Work to do:
Scan the lines below for the string "Stadtkultur" and copy every one that has it.

The input:
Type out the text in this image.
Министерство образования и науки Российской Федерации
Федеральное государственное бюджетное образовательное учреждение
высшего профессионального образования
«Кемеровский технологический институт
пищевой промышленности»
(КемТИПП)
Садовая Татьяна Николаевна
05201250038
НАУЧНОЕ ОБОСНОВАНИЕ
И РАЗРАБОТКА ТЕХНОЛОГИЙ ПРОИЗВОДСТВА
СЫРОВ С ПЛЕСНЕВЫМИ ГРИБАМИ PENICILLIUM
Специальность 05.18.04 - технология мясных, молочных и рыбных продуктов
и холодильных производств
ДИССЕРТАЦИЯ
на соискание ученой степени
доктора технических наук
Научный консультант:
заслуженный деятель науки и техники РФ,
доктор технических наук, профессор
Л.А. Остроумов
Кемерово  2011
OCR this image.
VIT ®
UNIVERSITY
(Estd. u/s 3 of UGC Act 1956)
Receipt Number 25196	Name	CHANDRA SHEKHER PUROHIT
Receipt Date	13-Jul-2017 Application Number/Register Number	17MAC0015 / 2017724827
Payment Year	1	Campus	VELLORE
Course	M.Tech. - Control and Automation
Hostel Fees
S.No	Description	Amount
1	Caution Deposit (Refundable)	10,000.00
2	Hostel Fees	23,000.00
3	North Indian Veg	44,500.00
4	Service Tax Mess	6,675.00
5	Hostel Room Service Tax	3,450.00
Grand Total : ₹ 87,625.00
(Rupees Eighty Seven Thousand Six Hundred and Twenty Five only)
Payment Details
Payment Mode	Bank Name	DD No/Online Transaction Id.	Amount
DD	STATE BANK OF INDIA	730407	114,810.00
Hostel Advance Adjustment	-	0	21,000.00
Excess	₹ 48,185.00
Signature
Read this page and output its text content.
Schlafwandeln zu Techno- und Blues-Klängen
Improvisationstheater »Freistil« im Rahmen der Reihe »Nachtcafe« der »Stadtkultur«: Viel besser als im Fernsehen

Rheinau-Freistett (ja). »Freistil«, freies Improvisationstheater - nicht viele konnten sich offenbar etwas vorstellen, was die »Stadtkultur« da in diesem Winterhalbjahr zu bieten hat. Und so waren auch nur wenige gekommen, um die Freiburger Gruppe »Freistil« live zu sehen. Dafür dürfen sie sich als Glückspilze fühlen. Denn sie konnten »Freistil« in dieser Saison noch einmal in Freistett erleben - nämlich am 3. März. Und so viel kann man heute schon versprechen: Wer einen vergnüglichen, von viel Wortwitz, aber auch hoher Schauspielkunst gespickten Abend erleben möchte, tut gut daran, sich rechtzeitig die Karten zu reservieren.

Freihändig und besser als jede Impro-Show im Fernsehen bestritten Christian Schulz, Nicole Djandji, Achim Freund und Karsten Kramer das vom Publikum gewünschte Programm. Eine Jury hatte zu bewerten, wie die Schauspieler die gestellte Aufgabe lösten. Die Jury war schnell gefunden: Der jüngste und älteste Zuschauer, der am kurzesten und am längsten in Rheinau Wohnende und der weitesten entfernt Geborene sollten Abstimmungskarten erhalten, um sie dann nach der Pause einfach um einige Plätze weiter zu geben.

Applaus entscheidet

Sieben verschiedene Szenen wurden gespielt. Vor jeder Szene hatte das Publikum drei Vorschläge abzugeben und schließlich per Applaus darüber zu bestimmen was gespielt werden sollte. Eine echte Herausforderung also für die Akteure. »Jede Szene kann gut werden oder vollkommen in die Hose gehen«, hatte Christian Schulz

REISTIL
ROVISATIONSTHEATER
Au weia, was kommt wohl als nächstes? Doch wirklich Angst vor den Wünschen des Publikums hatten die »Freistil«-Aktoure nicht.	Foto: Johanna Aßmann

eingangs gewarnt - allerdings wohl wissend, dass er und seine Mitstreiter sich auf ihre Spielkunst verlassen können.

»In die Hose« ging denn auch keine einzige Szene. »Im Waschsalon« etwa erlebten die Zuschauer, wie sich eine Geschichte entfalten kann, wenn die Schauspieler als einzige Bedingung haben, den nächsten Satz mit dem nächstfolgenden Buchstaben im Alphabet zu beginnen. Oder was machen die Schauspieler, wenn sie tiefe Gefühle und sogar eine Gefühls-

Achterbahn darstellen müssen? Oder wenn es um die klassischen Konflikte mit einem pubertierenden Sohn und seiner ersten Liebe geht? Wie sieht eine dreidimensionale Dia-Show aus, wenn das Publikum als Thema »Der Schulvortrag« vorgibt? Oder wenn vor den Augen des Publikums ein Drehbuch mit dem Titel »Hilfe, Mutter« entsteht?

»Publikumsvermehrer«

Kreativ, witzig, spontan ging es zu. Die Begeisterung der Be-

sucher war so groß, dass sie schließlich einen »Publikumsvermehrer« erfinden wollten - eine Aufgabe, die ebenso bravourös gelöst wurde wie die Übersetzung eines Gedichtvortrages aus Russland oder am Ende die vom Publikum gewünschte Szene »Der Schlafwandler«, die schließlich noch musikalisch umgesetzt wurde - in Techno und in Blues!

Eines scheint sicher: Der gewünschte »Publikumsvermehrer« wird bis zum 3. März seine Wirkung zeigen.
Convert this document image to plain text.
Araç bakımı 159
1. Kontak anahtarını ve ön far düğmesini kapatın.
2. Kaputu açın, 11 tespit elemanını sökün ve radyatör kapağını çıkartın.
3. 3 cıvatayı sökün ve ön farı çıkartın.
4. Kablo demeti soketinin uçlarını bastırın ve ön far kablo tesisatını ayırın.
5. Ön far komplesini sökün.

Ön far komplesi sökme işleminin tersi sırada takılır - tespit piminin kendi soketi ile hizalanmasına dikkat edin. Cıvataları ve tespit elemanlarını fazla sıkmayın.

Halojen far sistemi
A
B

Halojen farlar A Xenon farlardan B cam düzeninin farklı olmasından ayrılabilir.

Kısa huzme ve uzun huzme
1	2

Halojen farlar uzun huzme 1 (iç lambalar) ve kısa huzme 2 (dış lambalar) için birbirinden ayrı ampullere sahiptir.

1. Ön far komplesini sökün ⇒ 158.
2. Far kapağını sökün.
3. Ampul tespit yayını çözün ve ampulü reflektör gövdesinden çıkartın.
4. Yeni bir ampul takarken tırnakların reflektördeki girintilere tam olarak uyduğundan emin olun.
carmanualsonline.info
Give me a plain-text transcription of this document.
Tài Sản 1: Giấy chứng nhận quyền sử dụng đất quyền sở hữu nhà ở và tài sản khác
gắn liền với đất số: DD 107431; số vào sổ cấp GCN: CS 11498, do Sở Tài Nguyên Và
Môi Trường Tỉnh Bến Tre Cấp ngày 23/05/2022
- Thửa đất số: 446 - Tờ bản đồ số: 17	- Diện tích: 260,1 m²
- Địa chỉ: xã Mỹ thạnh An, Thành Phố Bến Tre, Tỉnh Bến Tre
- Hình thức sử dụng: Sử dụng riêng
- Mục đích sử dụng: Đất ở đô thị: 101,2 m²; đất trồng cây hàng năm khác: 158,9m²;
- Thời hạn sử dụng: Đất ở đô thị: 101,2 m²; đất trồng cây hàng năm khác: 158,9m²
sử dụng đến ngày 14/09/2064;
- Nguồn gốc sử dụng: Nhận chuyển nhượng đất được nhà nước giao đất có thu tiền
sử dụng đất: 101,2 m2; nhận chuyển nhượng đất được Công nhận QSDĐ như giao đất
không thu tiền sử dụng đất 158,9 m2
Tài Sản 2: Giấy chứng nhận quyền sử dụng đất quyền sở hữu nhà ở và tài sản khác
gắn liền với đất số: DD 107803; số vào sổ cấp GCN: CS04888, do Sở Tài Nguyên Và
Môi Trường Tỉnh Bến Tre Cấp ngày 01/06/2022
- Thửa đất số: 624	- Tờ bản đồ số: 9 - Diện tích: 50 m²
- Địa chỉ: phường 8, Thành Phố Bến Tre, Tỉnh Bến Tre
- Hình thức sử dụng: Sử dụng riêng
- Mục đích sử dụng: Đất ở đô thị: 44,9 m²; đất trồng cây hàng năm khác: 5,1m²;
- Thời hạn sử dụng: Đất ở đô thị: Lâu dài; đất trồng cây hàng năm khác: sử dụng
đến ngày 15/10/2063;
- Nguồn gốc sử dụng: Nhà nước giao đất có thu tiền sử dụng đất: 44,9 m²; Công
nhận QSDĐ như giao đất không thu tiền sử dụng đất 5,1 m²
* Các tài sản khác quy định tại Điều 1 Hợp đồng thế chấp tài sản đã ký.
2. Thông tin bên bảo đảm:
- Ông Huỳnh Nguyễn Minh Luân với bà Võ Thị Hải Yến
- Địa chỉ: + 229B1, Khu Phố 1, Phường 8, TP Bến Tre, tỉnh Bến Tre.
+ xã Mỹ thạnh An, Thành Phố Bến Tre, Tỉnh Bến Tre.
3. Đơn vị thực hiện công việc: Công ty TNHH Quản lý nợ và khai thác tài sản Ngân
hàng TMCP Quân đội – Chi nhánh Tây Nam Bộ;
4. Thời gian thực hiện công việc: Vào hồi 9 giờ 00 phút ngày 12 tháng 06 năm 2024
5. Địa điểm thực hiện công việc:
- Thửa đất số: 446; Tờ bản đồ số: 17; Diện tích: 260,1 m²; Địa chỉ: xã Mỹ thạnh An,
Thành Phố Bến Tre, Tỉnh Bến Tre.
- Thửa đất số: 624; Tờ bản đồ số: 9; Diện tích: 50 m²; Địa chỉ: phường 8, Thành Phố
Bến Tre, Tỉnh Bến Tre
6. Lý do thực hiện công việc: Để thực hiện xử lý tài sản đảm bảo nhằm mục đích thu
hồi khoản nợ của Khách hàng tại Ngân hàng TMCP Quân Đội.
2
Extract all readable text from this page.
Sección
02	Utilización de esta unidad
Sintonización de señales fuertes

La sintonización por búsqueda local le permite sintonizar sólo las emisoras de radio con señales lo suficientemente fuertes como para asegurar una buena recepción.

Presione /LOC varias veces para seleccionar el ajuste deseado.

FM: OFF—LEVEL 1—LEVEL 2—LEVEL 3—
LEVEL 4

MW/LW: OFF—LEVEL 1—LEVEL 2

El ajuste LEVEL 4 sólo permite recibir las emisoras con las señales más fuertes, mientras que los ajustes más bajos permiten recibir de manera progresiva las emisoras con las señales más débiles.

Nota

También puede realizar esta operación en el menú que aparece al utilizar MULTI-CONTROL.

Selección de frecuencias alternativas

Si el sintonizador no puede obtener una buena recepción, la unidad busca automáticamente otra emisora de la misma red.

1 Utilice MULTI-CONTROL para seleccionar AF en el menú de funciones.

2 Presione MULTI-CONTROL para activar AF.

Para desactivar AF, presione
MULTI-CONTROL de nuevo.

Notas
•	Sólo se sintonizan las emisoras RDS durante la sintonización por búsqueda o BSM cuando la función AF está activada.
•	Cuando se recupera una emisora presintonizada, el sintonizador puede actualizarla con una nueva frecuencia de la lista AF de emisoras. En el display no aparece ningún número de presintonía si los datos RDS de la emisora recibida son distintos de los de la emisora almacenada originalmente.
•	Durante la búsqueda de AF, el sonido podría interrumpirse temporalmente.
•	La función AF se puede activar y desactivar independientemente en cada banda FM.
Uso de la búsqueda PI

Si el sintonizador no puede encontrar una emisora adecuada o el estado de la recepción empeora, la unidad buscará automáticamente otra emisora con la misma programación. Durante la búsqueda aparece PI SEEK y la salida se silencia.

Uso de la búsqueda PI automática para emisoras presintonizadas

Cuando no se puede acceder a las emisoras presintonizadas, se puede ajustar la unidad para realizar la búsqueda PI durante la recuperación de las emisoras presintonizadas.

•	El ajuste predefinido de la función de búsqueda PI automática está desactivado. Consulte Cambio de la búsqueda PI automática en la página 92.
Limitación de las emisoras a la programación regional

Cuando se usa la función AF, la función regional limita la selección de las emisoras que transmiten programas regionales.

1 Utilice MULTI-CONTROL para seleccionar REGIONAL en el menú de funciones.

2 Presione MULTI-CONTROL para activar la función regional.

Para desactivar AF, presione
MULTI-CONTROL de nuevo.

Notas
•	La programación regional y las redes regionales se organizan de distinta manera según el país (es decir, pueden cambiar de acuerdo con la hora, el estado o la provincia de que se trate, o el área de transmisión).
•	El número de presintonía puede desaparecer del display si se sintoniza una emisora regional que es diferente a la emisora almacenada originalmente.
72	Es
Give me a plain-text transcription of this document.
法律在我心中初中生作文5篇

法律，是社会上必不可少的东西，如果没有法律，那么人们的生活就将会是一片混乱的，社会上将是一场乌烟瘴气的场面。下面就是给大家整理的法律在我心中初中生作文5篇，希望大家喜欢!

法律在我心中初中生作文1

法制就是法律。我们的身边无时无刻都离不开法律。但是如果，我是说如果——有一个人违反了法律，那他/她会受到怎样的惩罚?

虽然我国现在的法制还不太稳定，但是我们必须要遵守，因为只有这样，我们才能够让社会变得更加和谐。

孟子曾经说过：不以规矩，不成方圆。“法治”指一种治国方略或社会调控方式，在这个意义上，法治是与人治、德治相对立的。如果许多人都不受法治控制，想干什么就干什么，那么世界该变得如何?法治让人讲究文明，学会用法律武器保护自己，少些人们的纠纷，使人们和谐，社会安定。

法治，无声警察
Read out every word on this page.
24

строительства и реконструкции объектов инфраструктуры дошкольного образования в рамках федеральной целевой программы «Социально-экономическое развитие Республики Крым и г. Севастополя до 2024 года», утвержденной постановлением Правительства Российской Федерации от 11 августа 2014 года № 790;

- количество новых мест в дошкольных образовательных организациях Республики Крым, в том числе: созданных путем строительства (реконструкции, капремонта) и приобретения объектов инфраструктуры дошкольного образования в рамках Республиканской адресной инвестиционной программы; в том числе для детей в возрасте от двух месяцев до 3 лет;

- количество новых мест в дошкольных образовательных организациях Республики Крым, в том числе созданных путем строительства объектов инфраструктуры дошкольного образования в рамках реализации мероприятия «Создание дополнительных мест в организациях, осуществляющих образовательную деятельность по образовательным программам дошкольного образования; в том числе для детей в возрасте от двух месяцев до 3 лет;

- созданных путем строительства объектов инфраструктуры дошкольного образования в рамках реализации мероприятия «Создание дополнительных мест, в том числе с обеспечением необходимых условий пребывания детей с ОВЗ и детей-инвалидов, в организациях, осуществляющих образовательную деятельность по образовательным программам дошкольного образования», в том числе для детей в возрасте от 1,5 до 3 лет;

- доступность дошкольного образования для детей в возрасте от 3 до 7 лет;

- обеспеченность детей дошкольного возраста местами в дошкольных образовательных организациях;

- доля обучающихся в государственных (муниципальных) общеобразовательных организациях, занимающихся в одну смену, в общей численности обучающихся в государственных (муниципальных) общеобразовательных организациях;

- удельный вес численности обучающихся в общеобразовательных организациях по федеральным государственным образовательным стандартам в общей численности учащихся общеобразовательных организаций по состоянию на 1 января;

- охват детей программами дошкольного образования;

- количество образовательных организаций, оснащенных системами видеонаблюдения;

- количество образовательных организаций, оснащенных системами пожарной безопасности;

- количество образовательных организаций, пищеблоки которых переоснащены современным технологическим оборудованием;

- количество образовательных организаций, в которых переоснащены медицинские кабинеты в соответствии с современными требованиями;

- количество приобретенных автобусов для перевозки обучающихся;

Result for this task:
Improvisationstheater »Freistil« im Rahmen der Reihe »Nachtcafe« der »Stadtkultur«: Viel besser als im Fernsehen
Rheinau-Freistett (ja). »Freistil«, freies Improvisationstheater - nicht viele konnten sich offenbar etwas vorstellen, was die »Stadtkultur« da in diesem Winterhalbjahr zu bieten hat. Und so waren auch nur wenige gekommen, um die Freiburger Gruppe »Freistil« live zu sehen. Dafür dürfen sie sich als Glückspilze fühlen. Denn sie konnten »Freistil« in dieser Saison noch einmal in Freistett erleben - nämlich am 3. März. Und so viel kann man heute schon versprechen: Wer einen vergnüglichen, von viel Wortwitz, aber auch hoher Schauspielkunst gespickten Abend erleben möchte, tut gut daran, sich rechtzeitig die Karten zu reservieren.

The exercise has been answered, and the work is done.